Can you transcribe every record below exactly as it appears?

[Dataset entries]
★ ★ ★ ★ ★

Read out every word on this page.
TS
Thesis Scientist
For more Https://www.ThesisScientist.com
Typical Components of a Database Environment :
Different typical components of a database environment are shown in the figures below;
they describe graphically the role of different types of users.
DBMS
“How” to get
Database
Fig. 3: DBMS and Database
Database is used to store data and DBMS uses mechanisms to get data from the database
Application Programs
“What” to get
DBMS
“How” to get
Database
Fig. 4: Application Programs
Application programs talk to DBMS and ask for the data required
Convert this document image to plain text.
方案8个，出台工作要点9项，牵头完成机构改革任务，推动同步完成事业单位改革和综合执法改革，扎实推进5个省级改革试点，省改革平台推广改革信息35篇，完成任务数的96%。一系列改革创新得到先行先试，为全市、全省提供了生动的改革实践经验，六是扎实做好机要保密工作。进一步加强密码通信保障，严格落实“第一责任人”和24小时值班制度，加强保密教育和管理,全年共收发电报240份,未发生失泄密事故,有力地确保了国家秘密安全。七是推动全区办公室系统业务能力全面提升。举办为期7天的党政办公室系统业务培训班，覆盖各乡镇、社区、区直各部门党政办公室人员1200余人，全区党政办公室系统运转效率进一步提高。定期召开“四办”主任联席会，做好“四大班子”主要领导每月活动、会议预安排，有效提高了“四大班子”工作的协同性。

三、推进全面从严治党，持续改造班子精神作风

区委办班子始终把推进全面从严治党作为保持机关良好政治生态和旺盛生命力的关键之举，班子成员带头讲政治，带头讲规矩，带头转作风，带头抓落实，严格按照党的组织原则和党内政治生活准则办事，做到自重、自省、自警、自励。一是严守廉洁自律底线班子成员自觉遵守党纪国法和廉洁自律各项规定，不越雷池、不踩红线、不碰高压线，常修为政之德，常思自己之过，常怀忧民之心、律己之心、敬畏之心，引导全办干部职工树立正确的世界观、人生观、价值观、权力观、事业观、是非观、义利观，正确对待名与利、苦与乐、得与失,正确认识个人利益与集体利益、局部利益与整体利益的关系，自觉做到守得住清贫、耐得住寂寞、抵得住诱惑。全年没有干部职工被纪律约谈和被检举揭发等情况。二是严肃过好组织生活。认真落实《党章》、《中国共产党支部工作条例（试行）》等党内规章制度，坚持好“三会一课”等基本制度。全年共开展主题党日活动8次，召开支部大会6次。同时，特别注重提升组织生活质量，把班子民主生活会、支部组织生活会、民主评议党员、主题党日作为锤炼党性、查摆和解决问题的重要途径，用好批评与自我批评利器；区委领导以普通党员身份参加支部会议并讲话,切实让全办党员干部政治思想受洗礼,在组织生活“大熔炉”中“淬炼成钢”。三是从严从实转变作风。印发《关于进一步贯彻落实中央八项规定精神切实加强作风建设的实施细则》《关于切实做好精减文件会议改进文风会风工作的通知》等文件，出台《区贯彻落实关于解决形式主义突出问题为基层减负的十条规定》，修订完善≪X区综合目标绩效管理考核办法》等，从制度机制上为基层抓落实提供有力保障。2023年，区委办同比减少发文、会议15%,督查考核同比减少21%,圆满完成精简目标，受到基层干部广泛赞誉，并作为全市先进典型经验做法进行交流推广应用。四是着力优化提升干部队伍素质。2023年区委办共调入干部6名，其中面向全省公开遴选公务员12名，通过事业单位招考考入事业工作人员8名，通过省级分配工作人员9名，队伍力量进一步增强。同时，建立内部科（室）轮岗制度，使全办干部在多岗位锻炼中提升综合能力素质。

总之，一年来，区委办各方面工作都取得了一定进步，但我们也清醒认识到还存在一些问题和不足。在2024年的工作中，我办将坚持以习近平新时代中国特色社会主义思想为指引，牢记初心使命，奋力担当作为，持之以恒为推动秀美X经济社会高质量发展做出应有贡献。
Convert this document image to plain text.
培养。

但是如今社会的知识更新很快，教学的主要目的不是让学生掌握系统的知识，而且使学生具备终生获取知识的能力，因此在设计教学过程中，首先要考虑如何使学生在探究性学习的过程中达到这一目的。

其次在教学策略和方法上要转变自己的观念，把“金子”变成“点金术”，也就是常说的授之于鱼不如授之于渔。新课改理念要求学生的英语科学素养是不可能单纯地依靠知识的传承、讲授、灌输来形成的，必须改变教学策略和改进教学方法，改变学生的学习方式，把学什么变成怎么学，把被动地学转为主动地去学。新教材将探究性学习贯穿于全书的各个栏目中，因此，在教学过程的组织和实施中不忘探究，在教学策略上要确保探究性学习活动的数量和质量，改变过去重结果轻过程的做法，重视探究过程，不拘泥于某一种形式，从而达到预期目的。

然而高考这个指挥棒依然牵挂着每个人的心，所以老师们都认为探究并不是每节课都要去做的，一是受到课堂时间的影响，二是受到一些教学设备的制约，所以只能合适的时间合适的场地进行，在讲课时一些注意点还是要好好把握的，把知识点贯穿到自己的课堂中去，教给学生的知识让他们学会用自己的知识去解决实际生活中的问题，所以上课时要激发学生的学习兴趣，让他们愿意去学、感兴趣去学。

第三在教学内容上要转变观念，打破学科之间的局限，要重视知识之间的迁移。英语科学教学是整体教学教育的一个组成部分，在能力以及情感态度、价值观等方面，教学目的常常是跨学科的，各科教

★ ★ ★ ★ ★

IN RESPONSE:
Read out every word on this page.
TS
Thesis Scientist
For more Https://www.ThesisScientist.com
Typical Components of a Database Environment :
Different typical components of a database environment are shown in the figures below;
they describe graphically the role of different types of users.
DBMS
“How” to get
Database
Fig. 3: DBMS and Database
Database is used to store data and DBMS uses mechanisms to get data from the database
Application Programs
“What” to get
DBMS
“How” to get
Database
Fig. 4: Application Programs
Application programs talk to DBMS and ask for the data required
Convert this document image to plain text.
方案8个，出台工作要点9项，牵头完成机构改革任务，推动同步完成事业单位改革和综合执法改革，扎实推进5个省级改革试点，省改革平台推广改革信息35篇，完成任务数的96%。一系列改革创新得到先行先试，为全市、全省提供了生动的改革实践经验，六是扎实做好机要保密工作。进一步加强密码通信保障，严格落实“第一责任人”和24小时值班制度，加强保密教育和管理,全年共收发电报240份,未发生失泄密事故,有力地确保了国家秘密安全。七是推动全区办公室系统业务能力全面提升。举办为期7天的党政办公室系统业务培训班，覆盖各乡镇、社区、区直各部门党政办公室人员1200余人，全区党政办公室系统运转效率进一步提高。定期召开“四办”主任联席会，做好“四大班子”主要领导每月活动、会议预安排，有效提高了“四大班子”工作的协同性。

三、推进全面从严治党，持续改造班子精神作风

区委办班子始终把推进全面从严治党作为保持机关良好政治生态和旺盛生命力的关键之举，班子成员带头讲政治，带头讲规矩，带头转作风，带头抓落实，严格按照党的组织原则和党内政治生活准则办事，做到自重、自省、自警、自励。一是严守廉洁自律底线班子成员自觉遵守党纪国法和廉洁自律各项规定，不越雷池、不踩红线、不碰高压线，常修为政之德，常思自己之过，常怀忧民之心、律己之心、敬畏之心，引导全办干部职工树立正确的世界观、人生观、价值观、权力观、事业观、是非观、义利观，正确对待名与利、苦与乐、得与失,正确认识个人利益与集体利益、局部利益与整体利益的关系，自觉做到守得住清贫、耐得住寂寞、抵得住诱惑。全年没有干部职工被纪律约谈和被检举揭发等情况。二是严肃过好组织生活。认真落实《党章》、《中国共产党支部工作条例（试行）》等党内规章制度，坚持好“三会一课”等基本制度。全年共开展主题党日活动8次，召开支部大会6次。同时，特别注重提升组织生活质量，把班子民主生活会、支部组织生活会、民主评议党员、主题党日作为锤炼党性、查摆和解决问题的重要途径，用好批评与自我批评利器；区委领导以普通党员身份参加支部会议并讲话,切实让全办党员干部政治思想受洗礼,在组织生活“大熔炉”中“淬炼成钢”。三是从严从实转变作风。印发《关于进一步贯彻落实中央八项规定精神切实加强作风建设的实施细则》《关于切实做好精减文件会议改进文风会风工作的通知》等文件，出台《区贯彻落实关于解决形式主义突出问题为基层减负的十条规定》，修订完善≪X区综合目标绩效管理考核办法》等，从制度机制上为基层抓落实提供有力保障。2023年，区委办同比减少发文、会议15%,督查考核同比减少21%,圆满完成精简目标，受到基层干部广泛赞誉，并作为全市先进典型经验做法进行交流推广应用。四是着力优化提升干部队伍素质。2023年区委办共调入干部6名，其中面向全省公开遴选公务员12名，通过事业单位招考考入事业工作人员8名，通过省级分配工作人员9名，队伍力量进一步增强。同时，建立内部科（室）轮岗制度，使全办干部在多岗位锻炼中提升综合能力素质。

总之，一年来，区委办各方面工作都取得了一定进步，但我们也清醒认识到还存在一些问题和不足。在2024年的工作中，我办将坚持以习近平新时代中国特色社会主义思想为指引，牢记初心使命，奋力担当作为，持之以恒为推动秀美X经济社会高质量发展做出应有贡献。
Convert this document image to plain text.
培养。

但是如今社会的知识更新很快，教学的主要目的不是让学生掌握系统的知识，而且使学生具备终生获取知识的能力，因此在设计教学过程中，首先要考虑如何使学生在探究性学习的过程中达到这一目的。

其次在教学策略和方法上要转变自己的观念，把“金子”变成“点金术”，也就是常说的授之于鱼不如授之于渔。新课改理念要求学生的英语科学素养是不可能单纯地依靠知识的传承、讲授、灌输来形成的，必须改变教学策略和改进教学方法，改变学生的学习方式，把学什么变成怎么学，把被动地学转为主动地去学。新教材将探究性学习贯穿于全书的各个栏目中，因此，在教学过程的组织和实施中不忘探究，在教学策略上要确保探究性学习活动的数量和质量，改变过去重结果轻过程的做法，重视探究过程，不拘泥于某一种形式，从而达到预期目的。

然而高考这个指挥棒依然牵挂着每个人的心，所以老师们都认为探究并不是每节课都要去做的，一是受到课堂时间的影响，二是受到一些教学设备的制约，所以只能合适的时间合适的场地进行，在讲课时一些注意点还是要好好把握的，把知识点贯穿到自己的课堂中去，教给学生的知识让他们学会用自己的知识去解决实际生活中的问题，所以上课时要激发学生的学习兴趣，让他们愿意去学、感兴趣去学。

第三在教学内容上要转变观念，打破学科之间的局限，要重视知识之间的迁移。英语科学教学是整体教学教育的一个组成部分，在能力以及情感态度、价值观等方面，教学目的常常是跨学科的，各科教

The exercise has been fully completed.